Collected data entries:
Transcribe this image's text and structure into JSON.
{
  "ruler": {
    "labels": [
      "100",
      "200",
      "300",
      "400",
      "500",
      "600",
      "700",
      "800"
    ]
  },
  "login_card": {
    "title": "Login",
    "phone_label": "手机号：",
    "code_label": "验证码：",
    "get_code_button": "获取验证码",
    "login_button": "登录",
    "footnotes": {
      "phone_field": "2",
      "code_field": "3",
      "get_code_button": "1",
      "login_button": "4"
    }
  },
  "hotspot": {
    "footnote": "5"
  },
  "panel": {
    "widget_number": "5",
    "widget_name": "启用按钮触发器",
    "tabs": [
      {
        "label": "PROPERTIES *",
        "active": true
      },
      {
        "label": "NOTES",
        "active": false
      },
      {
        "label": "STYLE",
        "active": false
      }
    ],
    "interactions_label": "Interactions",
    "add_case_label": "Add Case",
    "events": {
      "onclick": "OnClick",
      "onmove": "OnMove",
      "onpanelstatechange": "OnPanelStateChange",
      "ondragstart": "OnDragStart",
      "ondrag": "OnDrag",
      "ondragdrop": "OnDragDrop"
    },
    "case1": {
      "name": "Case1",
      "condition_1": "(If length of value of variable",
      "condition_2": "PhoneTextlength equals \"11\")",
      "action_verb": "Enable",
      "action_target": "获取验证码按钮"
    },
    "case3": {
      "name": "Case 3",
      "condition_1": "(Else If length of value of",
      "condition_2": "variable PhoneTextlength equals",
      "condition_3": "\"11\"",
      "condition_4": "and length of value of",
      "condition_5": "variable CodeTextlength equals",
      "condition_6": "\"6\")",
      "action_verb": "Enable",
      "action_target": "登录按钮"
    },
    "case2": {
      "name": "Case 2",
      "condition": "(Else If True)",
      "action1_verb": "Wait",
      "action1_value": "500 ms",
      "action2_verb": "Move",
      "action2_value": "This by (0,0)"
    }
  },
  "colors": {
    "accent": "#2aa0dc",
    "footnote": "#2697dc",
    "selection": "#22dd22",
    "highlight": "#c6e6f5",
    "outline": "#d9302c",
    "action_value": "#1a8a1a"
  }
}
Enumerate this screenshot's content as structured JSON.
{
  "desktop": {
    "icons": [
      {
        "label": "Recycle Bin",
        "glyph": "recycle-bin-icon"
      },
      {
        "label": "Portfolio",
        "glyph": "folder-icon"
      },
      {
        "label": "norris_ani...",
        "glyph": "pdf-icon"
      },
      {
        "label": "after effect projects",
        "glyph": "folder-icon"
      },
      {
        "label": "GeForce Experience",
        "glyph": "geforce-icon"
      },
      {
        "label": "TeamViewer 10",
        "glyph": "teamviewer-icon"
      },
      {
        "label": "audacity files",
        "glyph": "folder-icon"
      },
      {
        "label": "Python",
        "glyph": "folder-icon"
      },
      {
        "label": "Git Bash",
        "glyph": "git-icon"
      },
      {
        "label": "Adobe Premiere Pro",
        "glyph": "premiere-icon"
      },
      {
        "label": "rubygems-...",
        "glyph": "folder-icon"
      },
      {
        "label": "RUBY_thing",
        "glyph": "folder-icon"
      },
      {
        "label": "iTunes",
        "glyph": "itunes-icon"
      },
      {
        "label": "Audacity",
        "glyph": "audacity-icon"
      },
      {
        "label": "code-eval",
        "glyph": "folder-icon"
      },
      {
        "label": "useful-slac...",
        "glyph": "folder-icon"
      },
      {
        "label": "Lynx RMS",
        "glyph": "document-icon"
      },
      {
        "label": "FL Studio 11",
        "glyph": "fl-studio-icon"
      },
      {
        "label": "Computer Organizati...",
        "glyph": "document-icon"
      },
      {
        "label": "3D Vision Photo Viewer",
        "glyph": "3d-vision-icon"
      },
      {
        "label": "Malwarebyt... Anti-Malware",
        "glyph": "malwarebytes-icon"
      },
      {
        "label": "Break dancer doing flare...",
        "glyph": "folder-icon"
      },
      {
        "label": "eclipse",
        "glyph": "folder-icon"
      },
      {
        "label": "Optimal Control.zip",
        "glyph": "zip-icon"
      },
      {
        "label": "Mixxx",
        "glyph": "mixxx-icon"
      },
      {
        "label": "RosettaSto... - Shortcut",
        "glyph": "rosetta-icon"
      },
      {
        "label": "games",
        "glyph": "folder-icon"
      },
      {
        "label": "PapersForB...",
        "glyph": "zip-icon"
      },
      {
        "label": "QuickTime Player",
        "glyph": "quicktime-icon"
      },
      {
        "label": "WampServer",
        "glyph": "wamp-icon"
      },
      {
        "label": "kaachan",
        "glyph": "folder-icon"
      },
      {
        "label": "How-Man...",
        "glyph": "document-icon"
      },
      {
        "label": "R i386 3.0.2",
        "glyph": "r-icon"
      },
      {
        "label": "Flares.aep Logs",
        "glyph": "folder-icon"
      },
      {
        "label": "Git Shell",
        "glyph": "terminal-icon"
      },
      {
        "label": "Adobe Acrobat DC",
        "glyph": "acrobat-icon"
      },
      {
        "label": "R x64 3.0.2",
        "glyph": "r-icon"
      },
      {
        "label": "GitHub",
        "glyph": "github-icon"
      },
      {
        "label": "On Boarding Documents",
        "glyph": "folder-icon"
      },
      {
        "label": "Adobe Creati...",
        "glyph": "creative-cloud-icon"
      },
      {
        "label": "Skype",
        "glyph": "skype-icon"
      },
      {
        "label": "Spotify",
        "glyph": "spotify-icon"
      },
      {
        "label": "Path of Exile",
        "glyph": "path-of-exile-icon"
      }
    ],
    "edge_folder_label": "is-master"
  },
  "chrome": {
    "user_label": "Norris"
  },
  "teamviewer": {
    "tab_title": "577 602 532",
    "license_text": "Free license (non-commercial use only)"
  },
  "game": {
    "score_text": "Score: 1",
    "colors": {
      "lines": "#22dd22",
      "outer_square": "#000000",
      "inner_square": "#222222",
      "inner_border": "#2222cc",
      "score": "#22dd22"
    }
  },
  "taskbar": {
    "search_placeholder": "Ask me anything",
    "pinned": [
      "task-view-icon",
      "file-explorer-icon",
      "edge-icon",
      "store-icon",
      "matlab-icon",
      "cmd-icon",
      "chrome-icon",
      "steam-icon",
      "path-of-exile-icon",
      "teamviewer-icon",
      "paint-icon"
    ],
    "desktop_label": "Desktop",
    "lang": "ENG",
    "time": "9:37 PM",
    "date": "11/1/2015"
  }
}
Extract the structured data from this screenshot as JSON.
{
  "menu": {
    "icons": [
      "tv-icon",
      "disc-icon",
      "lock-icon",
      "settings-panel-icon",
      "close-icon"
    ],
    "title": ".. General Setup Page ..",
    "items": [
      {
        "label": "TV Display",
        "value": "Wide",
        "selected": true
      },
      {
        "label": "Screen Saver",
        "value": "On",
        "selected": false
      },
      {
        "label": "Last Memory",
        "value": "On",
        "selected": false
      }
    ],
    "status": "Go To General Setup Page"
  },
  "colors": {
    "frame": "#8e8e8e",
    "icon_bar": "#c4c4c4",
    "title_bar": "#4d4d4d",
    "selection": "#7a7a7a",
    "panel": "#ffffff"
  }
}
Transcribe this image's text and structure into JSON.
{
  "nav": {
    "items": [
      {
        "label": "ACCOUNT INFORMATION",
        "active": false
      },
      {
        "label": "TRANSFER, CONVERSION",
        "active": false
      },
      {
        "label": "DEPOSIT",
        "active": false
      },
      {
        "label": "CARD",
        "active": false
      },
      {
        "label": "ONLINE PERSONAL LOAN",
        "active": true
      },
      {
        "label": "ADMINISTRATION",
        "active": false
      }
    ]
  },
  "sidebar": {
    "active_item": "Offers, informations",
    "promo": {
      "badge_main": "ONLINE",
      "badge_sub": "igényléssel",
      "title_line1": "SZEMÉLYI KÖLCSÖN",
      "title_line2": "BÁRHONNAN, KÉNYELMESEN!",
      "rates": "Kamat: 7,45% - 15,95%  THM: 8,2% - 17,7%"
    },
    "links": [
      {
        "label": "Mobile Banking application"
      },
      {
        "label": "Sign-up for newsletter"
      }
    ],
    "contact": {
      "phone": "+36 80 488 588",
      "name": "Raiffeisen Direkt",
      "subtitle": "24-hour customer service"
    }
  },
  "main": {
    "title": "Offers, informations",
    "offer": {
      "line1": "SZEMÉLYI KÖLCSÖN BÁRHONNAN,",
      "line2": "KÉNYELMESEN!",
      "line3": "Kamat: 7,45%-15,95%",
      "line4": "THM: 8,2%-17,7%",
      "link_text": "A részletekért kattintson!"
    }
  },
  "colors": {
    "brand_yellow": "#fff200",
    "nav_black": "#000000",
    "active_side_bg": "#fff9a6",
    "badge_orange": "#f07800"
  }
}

[THE EXERCISE]: Find all the lines containing "KÉNYELMESEN" in the material, then copy them.

[RESULT OF THE TASK]:
      "title_line2": "BÁRHONNAN, KÉNYELMESEN!",
      "line2": "KÉNYELMESEN!",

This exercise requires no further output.